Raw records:
═══

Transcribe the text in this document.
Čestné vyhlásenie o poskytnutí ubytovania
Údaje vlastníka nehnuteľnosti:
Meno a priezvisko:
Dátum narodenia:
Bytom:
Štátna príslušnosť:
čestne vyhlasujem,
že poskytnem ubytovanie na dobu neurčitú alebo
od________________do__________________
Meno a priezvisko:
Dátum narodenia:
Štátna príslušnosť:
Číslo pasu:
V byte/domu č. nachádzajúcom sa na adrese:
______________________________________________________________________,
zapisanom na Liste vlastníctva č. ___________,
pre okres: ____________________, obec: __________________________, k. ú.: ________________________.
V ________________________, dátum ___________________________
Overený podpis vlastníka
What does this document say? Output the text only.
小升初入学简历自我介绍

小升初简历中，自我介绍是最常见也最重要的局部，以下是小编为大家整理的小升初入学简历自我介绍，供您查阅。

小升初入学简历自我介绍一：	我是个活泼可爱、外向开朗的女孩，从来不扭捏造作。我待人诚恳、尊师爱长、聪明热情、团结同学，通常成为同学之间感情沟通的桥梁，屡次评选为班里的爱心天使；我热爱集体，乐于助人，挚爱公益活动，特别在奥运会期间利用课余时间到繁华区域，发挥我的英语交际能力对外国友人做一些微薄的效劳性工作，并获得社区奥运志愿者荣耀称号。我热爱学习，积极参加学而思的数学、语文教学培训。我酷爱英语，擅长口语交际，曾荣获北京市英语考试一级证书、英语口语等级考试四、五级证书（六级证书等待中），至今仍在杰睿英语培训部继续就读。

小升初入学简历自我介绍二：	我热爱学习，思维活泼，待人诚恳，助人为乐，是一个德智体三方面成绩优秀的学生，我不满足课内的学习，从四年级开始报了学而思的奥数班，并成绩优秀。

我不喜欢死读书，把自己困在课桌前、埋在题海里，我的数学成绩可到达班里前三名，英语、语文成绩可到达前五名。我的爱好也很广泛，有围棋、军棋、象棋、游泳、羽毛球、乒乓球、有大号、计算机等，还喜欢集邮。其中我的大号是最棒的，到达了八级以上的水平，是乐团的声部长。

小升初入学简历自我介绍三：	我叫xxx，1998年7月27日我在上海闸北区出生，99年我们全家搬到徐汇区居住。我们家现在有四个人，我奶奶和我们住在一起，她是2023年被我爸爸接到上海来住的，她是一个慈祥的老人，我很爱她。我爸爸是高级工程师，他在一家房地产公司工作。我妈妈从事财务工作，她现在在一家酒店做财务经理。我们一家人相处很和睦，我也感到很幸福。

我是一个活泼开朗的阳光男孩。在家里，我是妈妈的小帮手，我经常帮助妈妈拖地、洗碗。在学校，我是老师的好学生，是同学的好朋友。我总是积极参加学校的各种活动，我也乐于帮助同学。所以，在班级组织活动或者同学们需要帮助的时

═══

> [What you have to do] Using the entries above, please restate each one word for word.

> [Written solution]
Transcribe the text in this document.
Čestné vyhlásenie o poskytnutí ubytovania
Údaje vlastníka nehnuteľnosti:
Meno a priezvisko:
Dátum narodenia:
Bytom:
Štátna príslušnosť:
čestne vyhlasujem,
že poskytnem ubytovanie na dobu neurčitú alebo
od________________do__________________
Meno a priezvisko:
Dátum narodenia:
Štátna príslušnosť:
Číslo pasu:
V byte/domu č. nachádzajúcom sa na adrese:
______________________________________________________________________,
zapisanom na Liste vlastníctva č. ___________,
pre okres: ____________________, obec: __________________________, k. ú.: ________________________.
V ________________________, dátum ___________________________
Overený podpis vlastníka
What does this document say? Output the text only.
小升初入学简历自我介绍

小升初简历中，自我介绍是最常见也最重要的局部，以下是小编为大家整理的小升初入学简历自我介绍，供您查阅。

小升初入学简历自我介绍一：	我是个活泼可爱、外向开朗的女孩，从来不扭捏造作。我待人诚恳、尊师爱长、聪明热情、团结同学，通常成为同学之间感情沟通的桥梁，屡次评选为班里的爱心天使；我热爱集体，乐于助人，挚爱公益活动，特别在奥运会期间利用课余时间到繁华区域，发挥我的英语交际能力对外国友人做一些微薄的效劳性工作，并获得社区奥运志愿者荣耀称号。我热爱学习，积极参加学而思的数学、语文教学培训。我酷爱英语，擅长口语交际，曾荣获北京市英语考试一级证书、英语口语等级考试四、五级证书（六级证书等待中），至今仍在杰睿英语培训部继续就读。

小升初入学简历自我介绍二：	我热爱学习，思维活泼，待人诚恳，助人为乐，是一个德智体三方面成绩优秀的学生，我不满足课内的学习，从四年级开始报了学而思的奥数班，并成绩优秀。

我不喜欢死读书，把自己困在课桌前、埋在题海里，我的数学成绩可到达班里前三名，英语、语文成绩可到达前五名。我的爱好也很广泛，有围棋、军棋、象棋、游泳、羽毛球、乒乓球、有大号、计算机等，还喜欢集邮。其中我的大号是最棒的，到达了八级以上的水平，是乐团的声部长。

小升初入学简历自我介绍三：	我叫xxx，1998年7月27日我在上海闸北区出生，99年我们全家搬到徐汇区居住。我们家现在有四个人，我奶奶和我们住在一起，她是2023年被我爸爸接到上海来住的，她是一个慈祥的老人，我很爱她。我爸爸是高级工程师，他在一家房地产公司工作。我妈妈从事财务工作，她现在在一家酒店做财务经理。我们一家人相处很和睦，我也感到很幸福。

我是一个活泼开朗的阳光男孩。在家里，我是妈妈的小帮手，我经常帮助妈妈拖地、洗碗。在学校，我是老师的好学生，是同学的好朋友。我总是积极参加学校的各种活动，我也乐于帮助同学。所以，在班级组织活动或者同学们需要帮助的时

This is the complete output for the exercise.